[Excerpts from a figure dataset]

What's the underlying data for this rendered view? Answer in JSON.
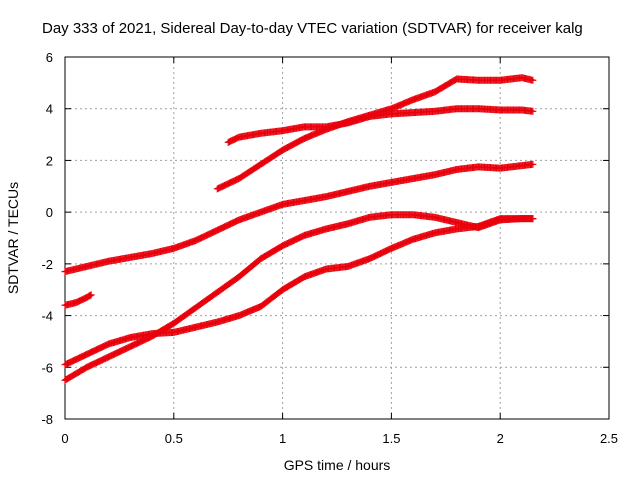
{
  "chart_data": {
    "type": "scatter",
    "title": "Day 333 of 2021, Sidereal Day-to-day VTEC variation (SDTVAR) for receiver kalg",
    "xlabel": "GPS time / hours",
    "ylabel": "SDTVAR / TECUs",
    "xlim": [
      0,
      2.5
    ],
    "ylim": [
      -8,
      6
    ],
    "xticks": [
      0,
      0.5,
      1,
      1.5,
      2,
      2.5
    ],
    "xtick_labels": [
      "0",
      "0.5",
      "1",
      "1.5",
      "2",
      "2.5"
    ],
    "yticks": [
      -8,
      -6,
      -4,
      -2,
      0,
      2,
      4,
      6
    ],
    "ytick_labels": [
      "-8",
      "-6",
      "-4",
      "-2",
      "0",
      "2",
      "4",
      "6"
    ],
    "grid": true,
    "marker": "+",
    "marker_color": "#e8000b",
    "series": [
      {
        "x": [
          0.0,
          0.1,
          0.2,
          0.3,
          0.4,
          0.5,
          0.6,
          0.7,
          0.8,
          0.9,
          1.0,
          1.1,
          1.2,
          1.3,
          1.4,
          1.5,
          1.6,
          1.7,
          1.8,
          1.9,
          2.0,
          2.1,
          2.15
        ],
        "y": [
          -2.3,
          -2.1,
          -1.9,
          -1.75,
          -1.6,
          -1.4,
          -1.1,
          -0.7,
          -0.3,
          0.0,
          0.3,
          0.45,
          0.6,
          0.8,
          1.0,
          1.15,
          1.3,
          1.45,
          1.65,
          1.75,
          1.7,
          1.8,
          1.85
        ]
      },
      {
        "x": [
          0.0,
          0.05,
          0.1,
          0.12
        ],
        "y": [
          -3.6,
          -3.5,
          -3.3,
          -3.2
        ]
      },
      {
        "x": [
          0.0,
          0.1,
          0.2,
          0.3,
          0.4,
          0.5,
          0.6,
          0.7,
          0.8,
          0.9,
          1.0,
          1.1,
          1.2,
          1.3,
          1.4,
          1.5,
          1.6,
          1.7,
          1.8,
          1.9,
          2.0,
          2.1,
          2.15
        ],
        "y": [
          -6.5,
          -6.0,
          -5.6,
          -5.2,
          -4.8,
          -4.3,
          -3.7,
          -3.1,
          -2.5,
          -1.8,
          -1.3,
          -0.9,
          -0.65,
          -0.45,
          -0.2,
          -0.1,
          -0.1,
          -0.2,
          -0.4,
          -0.6,
          -0.3,
          -0.25,
          -0.25
        ]
      },
      {
        "x": [
          0.0,
          0.1,
          0.2,
          0.3,
          0.4,
          0.5,
          0.6,
          0.7,
          0.8,
          0.9,
          1.0,
          1.1,
          1.2,
          1.3,
          1.4,
          1.5,
          1.6,
          1.7,
          1.8,
          1.9,
          2.0,
          2.1,
          2.15
        ],
        "y": [
          -5.9,
          -5.5,
          -5.1,
          -4.85,
          -4.7,
          -4.65,
          -4.45,
          -4.25,
          -4.0,
          -3.65,
          -3.0,
          -2.5,
          -2.2,
          -2.1,
          -1.8,
          -1.4,
          -1.05,
          -0.8,
          -0.65,
          -0.55,
          -0.25,
          -0.25,
          -0.25
        ]
      },
      {
        "x": [
          0.7,
          0.8,
          0.9,
          1.0,
          1.1,
          1.2,
          1.3,
          1.4,
          1.5,
          1.6,
          1.7,
          1.8,
          1.9,
          2.0,
          2.1,
          2.15
        ],
        "y": [
          0.9,
          1.3,
          1.85,
          2.4,
          2.85,
          3.2,
          3.5,
          3.75,
          4.0,
          4.35,
          4.65,
          5.15,
          5.1,
          5.1,
          5.2,
          5.1
        ]
      },
      {
        "x": [
          0.75,
          0.8,
          0.9,
          1.0,
          1.1,
          1.2,
          1.3,
          1.4,
          1.5,
          1.6,
          1.7,
          1.8,
          1.9,
          2.0,
          2.1,
          2.15
        ],
        "y": [
          2.7,
          2.9,
          3.05,
          3.15,
          3.3,
          3.3,
          3.45,
          3.7,
          3.8,
          3.85,
          3.9,
          4.0,
          4.0,
          3.95,
          3.95,
          3.9
        ]
      }
    ]
  }
}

*What the task asks*: Omit the pictures. Transcribe every record exactly.

*Full solution*:
What's the underlying data for this rendered view? Answer in JSON.
{
  "chart_data": {
    "type": "scatter",
    "title": "Day 333 of 2021, Sidereal Day-to-day VTEC variation (SDTVAR) for receiver kalg",
    "xlabel": "GPS time / hours",
    "ylabel": "SDTVAR / TECUs",
    "xlim": [
      0,
      2.5
    ],
    "ylim": [
      -8,
      6
    ],
    "xticks": [
      0,
      0.5,
      1,
      1.5,
      2,
      2.5
    ],
    "xtick_labels": [
      "0",
      "0.5",
      "1",
      "1.5",
      "2",
      "2.5"
    ],
    "yticks": [
      -8,
      -6,
      -4,
      -2,
      0,
      2,
      4,
      6
    ],
    "ytick_labels": [
      "-8",
      "-6",
      "-4",
      "-2",
      "0",
      "2",
      "4",
      "6"
    ],
    "grid": true,
    "marker": "+",
    "marker_color": "#e8000b",
    "series": [
      {
        "x": [
          0.0,
          0.1,
          0.2,
          0.3,
          0.4,
          0.5,
          0.6,
          0.7,
          0.8,
          0.9,
          1.0,
          1.1,
          1.2,
          1.3,
          1.4,
          1.5,
          1.6,
          1.7,
          1.8,
          1.9,
          2.0,
          2.1,
          2.15
        ],
        "y": [
          -2.3,
          -2.1,
          -1.9,
          -1.75,
          -1.6,
          -1.4,
          -1.1,
          -0.7,
          -0.3,
          0.0,
          0.3,
          0.45,
          0.6,
          0.8,
          1.0,
          1.15,
          1.3,
          1.45,
          1.65,
          1.75,
          1.7,
          1.8,
          1.85
        ]
      },
      {
        "x": [
          0.0,
          0.05,
          0.1,
          0.12
        ],
        "y": [
          -3.6,
          -3.5,
          -3.3,
          -3.2
        ]
      },
      {
        "x": [
          0.0,
          0.1,
          0.2,
          0.3,
          0.4,
          0.5,
          0.6,
          0.7,
          0.8,
          0.9,
          1.0,
          1.1,
          1.2,
          1.3,
          1.4,
          1.5,
          1.6,
          1.7,
          1.8,
          1.9,
          2.0,
          2.1,
          2.15
        ],
        "y": [
          -6.5,
          -6.0,
          -5.6,
          -5.2,
          -4.8,
          -4.3,
          -3.7,
          -3.1,
          -2.5,
          -1.8,
          -1.3,
          -0.9,
          -0.65,
          -0.45,
          -0.2,
          -0.1,
          -0.1,
          -0.2,
          -0.4,
          -0.6,
          -0.3,
          -0.25,
          -0.25
        ]
      },
      {
        "x": [
          0.0,
          0.1,
          0.2,
          0.3,
          0.4,
          0.5,
          0.6,
          0.7,
          0.8,
          0.9,
          1.0,
          1.1,
          1.2,
          1.3,
          1.4,
          1.5,
          1.6,
          1.7,
          1.8,
          1.9,
          2.0,
          2.1,
          2.15
        ],
        "y": [
          -5.9,
          -5.5,
          -5.1,
          -4.85,
          -4.7,
          -4.65,
          -4.45,
          -4.25,
          -4.0,
          -3.65,
          -3.0,
          -2.5,
          -2.2,
          -2.1,
          -1.8,
          -1.4,
          -1.05,
          -0.8,
          -0.65,
          -0.55,
          -0.25,
          -0.25,
          -0.25
        ]
      },
      {
        "x": [
          0.7,
          0.8,
          0.9,
          1.0,
          1.1,
          1.2,
          1.3,
          1.4,
          1.5,
          1.6,
          1.7,
          1.8,
          1.9,
          2.0,
          2.1,
          2.15
        ],
        "y": [
          0.9,
          1.3,
          1.85,
          2.4,
          2.85,
          3.2,
          3.5,
          3.75,
          4.0,
          4.35,
          4.65,
          5.15,
          5.1,
          5.1,
          5.2,
          5.1
        ]
      },
      {
        "x": [
          0.75,
          0.8,
          0.9,
          1.0,
          1.1,
          1.2,
          1.3,
          1.4,
          1.5,
          1.6,
          1.7,
          1.8,
          1.9,
          2.0,
          2.1,
          2.15
        ],
        "y": [
          2.7,
          2.9,
          3.05,
          3.15,
          3.3,
          3.3,
          3.45,
          3.7,
          3.8,
          3.85,
          3.9,
          4.0,
          4.0,
          3.95,
          3.95,
          3.9
        ]
      }
    ]
  }
}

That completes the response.